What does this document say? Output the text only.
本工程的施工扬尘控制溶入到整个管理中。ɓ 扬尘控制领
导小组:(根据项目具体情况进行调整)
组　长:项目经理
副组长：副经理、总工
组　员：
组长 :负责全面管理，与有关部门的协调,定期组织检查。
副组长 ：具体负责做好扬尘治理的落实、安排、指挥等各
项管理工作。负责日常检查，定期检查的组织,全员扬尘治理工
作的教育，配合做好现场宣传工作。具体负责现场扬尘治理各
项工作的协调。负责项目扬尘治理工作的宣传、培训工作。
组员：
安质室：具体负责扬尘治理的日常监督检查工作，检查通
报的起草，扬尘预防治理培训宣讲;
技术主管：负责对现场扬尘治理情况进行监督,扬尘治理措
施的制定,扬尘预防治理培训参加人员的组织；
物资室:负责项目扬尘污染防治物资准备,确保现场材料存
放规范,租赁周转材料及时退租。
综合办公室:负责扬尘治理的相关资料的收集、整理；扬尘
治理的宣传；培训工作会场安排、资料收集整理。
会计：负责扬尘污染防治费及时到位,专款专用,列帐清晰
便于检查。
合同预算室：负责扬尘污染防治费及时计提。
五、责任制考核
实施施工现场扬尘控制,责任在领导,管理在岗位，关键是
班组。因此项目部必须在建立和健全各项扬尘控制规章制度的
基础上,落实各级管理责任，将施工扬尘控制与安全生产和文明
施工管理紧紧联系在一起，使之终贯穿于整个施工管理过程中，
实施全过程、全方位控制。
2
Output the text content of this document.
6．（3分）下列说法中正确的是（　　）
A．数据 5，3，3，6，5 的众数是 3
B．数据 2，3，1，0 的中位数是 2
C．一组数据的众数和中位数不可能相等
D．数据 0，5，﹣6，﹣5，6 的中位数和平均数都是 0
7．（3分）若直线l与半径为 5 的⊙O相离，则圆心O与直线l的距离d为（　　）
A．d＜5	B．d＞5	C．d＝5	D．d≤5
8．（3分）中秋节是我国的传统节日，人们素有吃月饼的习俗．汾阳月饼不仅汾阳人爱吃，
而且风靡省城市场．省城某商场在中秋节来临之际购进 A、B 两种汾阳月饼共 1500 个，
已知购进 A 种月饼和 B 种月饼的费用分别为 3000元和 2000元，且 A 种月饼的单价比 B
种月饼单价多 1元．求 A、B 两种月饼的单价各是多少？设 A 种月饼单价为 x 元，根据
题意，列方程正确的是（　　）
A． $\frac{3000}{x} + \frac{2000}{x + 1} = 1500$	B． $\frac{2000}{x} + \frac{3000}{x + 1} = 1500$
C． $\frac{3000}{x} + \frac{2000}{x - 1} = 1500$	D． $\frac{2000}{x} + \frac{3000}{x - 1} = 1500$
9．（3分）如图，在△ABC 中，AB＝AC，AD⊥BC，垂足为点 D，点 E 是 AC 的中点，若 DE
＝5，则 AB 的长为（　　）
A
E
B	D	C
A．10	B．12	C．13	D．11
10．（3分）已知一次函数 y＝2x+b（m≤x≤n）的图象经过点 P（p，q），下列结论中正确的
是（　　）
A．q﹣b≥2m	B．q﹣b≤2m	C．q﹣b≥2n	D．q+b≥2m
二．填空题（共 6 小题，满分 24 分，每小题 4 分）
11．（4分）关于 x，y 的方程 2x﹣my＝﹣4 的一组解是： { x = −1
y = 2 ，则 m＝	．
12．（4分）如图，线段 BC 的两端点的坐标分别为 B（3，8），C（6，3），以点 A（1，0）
+ + +
• **What needs to be done**
Look through the entries above; copy every line holding the string "document".

• **Problem solution**
What does this document say? Output the text only.
Output the text content of this document.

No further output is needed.